What you should do: Images must not appear in your copy; reproduce every other part of the records exactly.
##########
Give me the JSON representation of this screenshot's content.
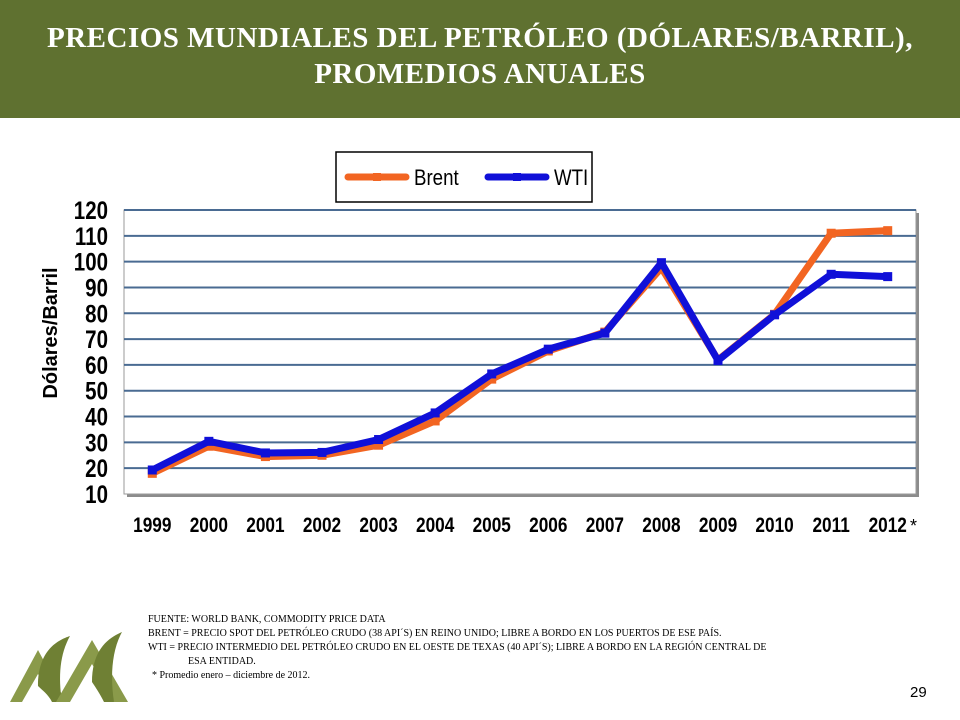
{
  "slide": {
    "title_line1": "PRECIOS MUNDIALES DEL PETRÓLEO (DÓLARES/BARRIL),",
    "title_line2": "PROMEDIOS ANUALES",
    "page_number": "29",
    "header_color": "#5f7130"
  },
  "chart_data": {
    "type": "line",
    "x": [
      "1999",
      "2000",
      "2001",
      "2002",
      "2003",
      "2004",
      "2005",
      "2006",
      "2007",
      "2008",
      "2009",
      "2010",
      "2011",
      "2012"
    ],
    "x_suffix": "*",
    "ylabel": "Dólares/Barril",
    "yticks": [
      10,
      20,
      30,
      40,
      50,
      60,
      70,
      80,
      90,
      100,
      110,
      120
    ],
    "ylim": [
      10,
      120
    ],
    "grid": true,
    "legend_position": "top-center",
    "series": [
      {
        "name": "Brent",
        "color": "#f26522",
        "values": [
          18,
          28.5,
          24.5,
          25,
          28.9,
          38.3,
          54.5,
          65.4,
          72.7,
          97.6,
          61.9,
          79.6,
          111,
          112
        ]
      },
      {
        "name": "WTI",
        "color": "#1010d8",
        "values": [
          19.3,
          30.4,
          25.9,
          26.1,
          31.1,
          41.4,
          56.5,
          66.1,
          72.3,
          99.6,
          61.7,
          79.4,
          95.1,
          94.2
        ]
      }
    ]
  },
  "notes": {
    "fuente": "FUENTE: WORLD BANK, COMMODITY PRICE DATA",
    "brent": "BRENT = PRECIO SPOT DEL PETRÓLEO CRUDO (38 API´S) EN REINO UNIDO; LIBRE A BORDO EN LOS PUERTOS DE ESE PAÍS.",
    "wti_1": "WTI = PRECIO INTERMEDIO DEL PETRÓLEO CRUDO EN EL OESTE DE TEXAS (40 API´S); LIBRE A BORDO EN LA REGIÓN CENTRAL DE",
    "wti_2": "ESA      ENTIDAD.",
    "promedio": "* Promedio enero – diciembre de 2012."
  }
}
##########
Full answer:
Give me the JSON representation of this screenshot's content.
{
  "slide": {
    "title_line1": "PRECIOS MUNDIALES DEL PETRÓLEO (DÓLARES/BARRIL),",
    "title_line2": "PROMEDIOS ANUALES",
    "page_number": "29",
    "header_color": "#5f7130"
  },
  "chart_data": {
    "type": "line",
    "x": [
      "1999",
      "2000",
      "2001",
      "2002",
      "2003",
      "2004",
      "2005",
      "2006",
      "2007",
      "2008",
      "2009",
      "2010",
      "2011",
      "2012"
    ],
    "x_suffix": "*",
    "ylabel": "Dólares/Barril",
    "yticks": [
      10,
      20,
      30,
      40,
      50,
      60,
      70,
      80,
      90,
      100,
      110,
      120
    ],
    "ylim": [
      10,
      120
    ],
    "grid": true,
    "legend_position": "top-center",
    "series": [
      {
        "name": "Brent",
        "color": "#f26522",
        "values": [
          18,
          28.5,
          24.5,
          25,
          28.9,
          38.3,
          54.5,
          65.4,
          72.7,
          97.6,
          61.9,
          79.6,
          111,
          112
        ]
      },
      {
        "name": "WTI",
        "color": "#1010d8",
        "values": [
          19.3,
          30.4,
          25.9,
          26.1,
          31.1,
          41.4,
          56.5,
          66.1,
          72.3,
          99.6,
          61.7,
          79.4,
          95.1,
          94.2
        ]
      }
    ]
  },
  "notes": {
    "fuente": "FUENTE: WORLD BANK, COMMODITY PRICE DATA",
    "brent": "BRENT = PRECIO SPOT DEL PETRÓLEO CRUDO (38 API´S) EN REINO UNIDO; LIBRE A BORDO EN LOS PUERTOS DE ESE PAÍS.",
    "wti_1": "WTI = PRECIO INTERMEDIO DEL PETRÓLEO CRUDO EN EL OESTE DE TEXAS (40 API´S); LIBRE A BORDO EN LA REGIÓN CENTRAL DE",
    "wti_2": "ESA      ENTIDAD.",
    "promedio": "* Promedio enero – diciembre de 2012."
  }
}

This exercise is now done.